[Stored data entries]

◇ ◇ ◇ ◇

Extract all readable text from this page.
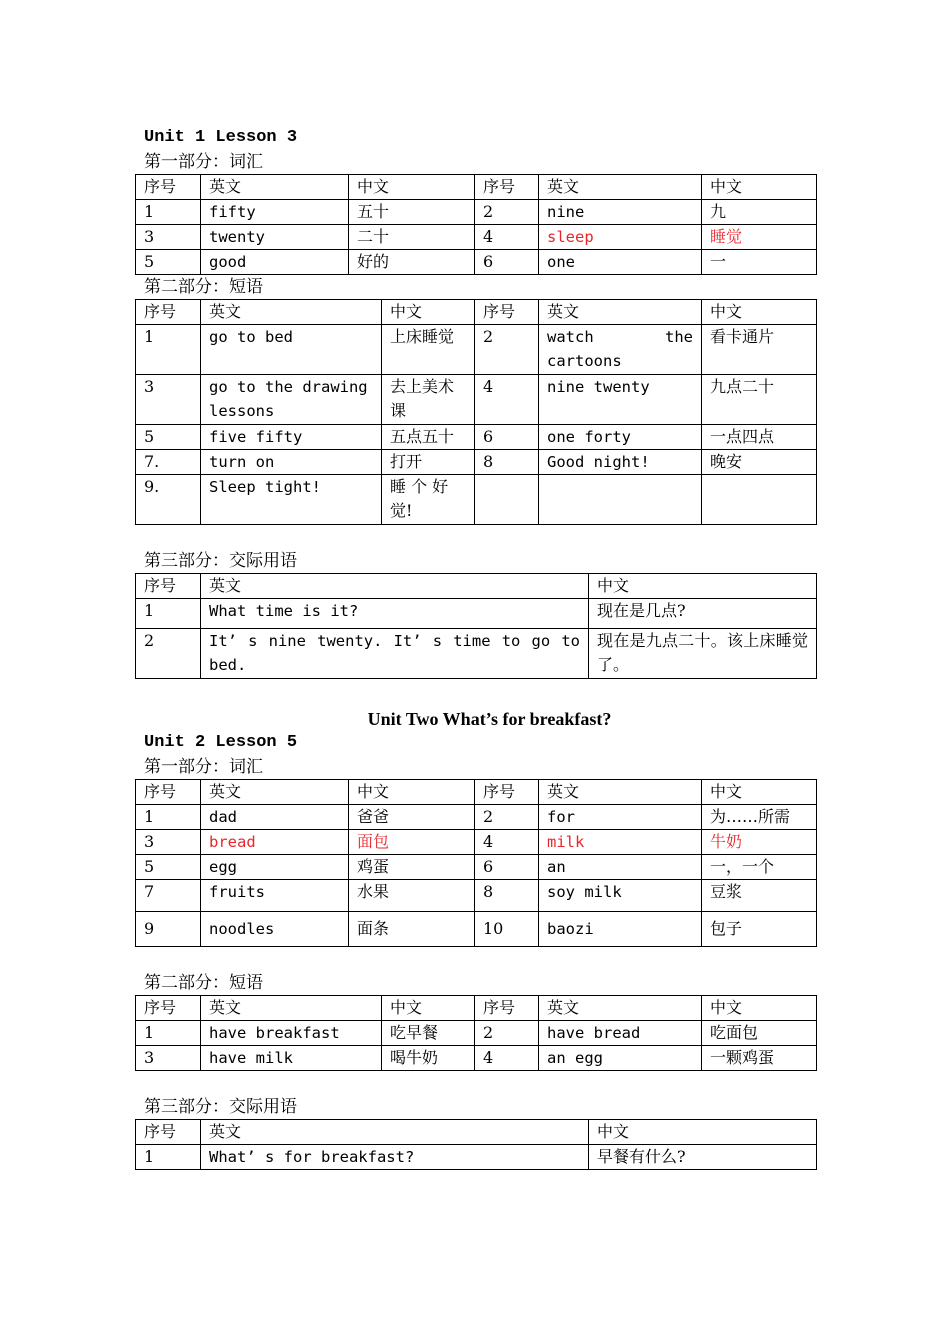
Unit 1 Lesson 3
第一部分：词汇
序号	英文	中文	序号	英文	中文
1	fifty	五十	2	nine	九
3	twenty	二十	4	sleep	睡觉
5	good	好的	6	one	一
第二部分：短语
序号	英文	中文	序号	英文	中文
1	go to bed	上床睡觉	2	watch the cartoons	看卡通片
3	go to the drawing lessons	去上美术课	4	nine twenty	九点二十
5	five fifty	五点五十	6	one forty	一点四点
7.	turn on	打开	8	Good night!	晚安
9.	Sleep tight!	睡 个 好 觉!			
第三部分：交际用语
序号	英文	中文
1	What time is it?	现在是几点?
2	It’ s nine twenty. It’ s time to go to bed.	现在是九点二十。该上床睡觉了。
Unit Two What’s for breakfast?
Unit 2 Lesson 5
第一部分：词汇
序号	英文	中文	序号	英文	中文
1	dad	爸爸	2	for	为……所需
3	bread	面包	4	milk	牛奶
5	egg	鸡蛋	6	an	一，一个
7	fruits	水果	8	soy milk	豆浆
9	noodles	面条	10	baozi	包子
第二部分：短语
序号	英文	中文	序号	英文	中文
1	have breakfast	吃早餐	2	have bread	吃面包
3	have milk	喝牛奶	4	an egg	一颗鸡蛋
第三部分：交际用语
序号	英文	中文
1	What’ s for breakfast?	早餐有什么?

◇ ◇ ◇ ◇

# Aim of the task
From the data, list each line in which the string "nine" appears.

# Task solution
1	fifty	五十	2	nine	九
3	go to the drawing lessons	去上美术课	4	nine twenty	九点二十
2	It’ s nine twenty. It’ s time to go to bed.	现在是九点二十。该上床睡觉了。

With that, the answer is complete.